___ EXCERPTED RECORDS ___

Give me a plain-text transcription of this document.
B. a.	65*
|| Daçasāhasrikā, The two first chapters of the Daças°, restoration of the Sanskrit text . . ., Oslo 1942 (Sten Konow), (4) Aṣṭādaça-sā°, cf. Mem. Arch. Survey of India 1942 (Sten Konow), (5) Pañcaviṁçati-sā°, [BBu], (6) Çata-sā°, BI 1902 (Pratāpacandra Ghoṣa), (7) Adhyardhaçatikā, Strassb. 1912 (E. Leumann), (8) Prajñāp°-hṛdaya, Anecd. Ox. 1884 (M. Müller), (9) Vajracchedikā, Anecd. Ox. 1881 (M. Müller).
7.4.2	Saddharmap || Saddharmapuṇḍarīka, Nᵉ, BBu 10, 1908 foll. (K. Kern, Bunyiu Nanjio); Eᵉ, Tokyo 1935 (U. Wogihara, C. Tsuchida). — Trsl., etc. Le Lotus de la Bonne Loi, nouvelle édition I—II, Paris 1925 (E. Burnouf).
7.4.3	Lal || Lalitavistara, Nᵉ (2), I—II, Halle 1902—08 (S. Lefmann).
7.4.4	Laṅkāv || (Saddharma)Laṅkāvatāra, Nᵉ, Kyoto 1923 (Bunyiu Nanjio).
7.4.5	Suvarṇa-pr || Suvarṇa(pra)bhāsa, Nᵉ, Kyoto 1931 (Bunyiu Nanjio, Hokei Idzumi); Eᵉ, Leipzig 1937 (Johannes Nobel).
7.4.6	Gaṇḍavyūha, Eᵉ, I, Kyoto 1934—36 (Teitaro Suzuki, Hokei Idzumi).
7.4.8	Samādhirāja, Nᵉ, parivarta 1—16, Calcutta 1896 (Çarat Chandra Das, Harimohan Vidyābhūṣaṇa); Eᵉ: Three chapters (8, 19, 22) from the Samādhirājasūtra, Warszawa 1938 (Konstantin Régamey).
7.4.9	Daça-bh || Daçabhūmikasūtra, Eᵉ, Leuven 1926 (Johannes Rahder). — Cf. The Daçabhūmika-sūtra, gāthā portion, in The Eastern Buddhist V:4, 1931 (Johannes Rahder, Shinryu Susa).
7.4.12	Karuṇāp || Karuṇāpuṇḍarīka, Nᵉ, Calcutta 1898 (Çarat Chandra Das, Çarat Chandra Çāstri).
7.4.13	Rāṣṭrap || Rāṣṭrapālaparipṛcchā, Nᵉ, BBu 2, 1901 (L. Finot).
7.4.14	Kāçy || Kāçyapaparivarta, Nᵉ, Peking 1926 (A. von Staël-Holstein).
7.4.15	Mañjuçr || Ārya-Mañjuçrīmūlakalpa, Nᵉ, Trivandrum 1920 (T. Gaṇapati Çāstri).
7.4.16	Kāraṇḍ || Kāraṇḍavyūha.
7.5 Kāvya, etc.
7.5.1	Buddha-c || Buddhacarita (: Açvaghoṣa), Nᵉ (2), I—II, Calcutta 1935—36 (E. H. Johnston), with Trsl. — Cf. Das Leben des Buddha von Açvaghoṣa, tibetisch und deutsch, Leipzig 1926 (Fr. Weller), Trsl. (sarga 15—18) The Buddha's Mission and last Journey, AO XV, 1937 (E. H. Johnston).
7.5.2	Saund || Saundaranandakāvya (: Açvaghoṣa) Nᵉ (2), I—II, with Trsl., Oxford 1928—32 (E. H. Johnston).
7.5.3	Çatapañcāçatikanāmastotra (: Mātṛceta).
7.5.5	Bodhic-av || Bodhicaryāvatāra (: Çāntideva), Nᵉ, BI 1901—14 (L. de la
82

___

▶ [STATED EXERCISE]: Show, from the material above, each line that includes the string "Chandra".

▶ [TASK OUTPUT]:
7.4.8	Samādhirāja, Nᵉ, parivarta 1—16, Calcutta 1896 (Çarat Chandra Das, Harimohan Vidyābhūṣaṇa); Eᵉ: Three chapters (8, 19, 22) from the Samādhirājasūtra, Warszawa 1938 (Konstantin Régamey).
7.4.12	Karuṇāp || Karuṇāpuṇḍarīka, Nᵉ, Calcutta 1898 (Çarat Chandra Das, Çarat Chandra Çāstri).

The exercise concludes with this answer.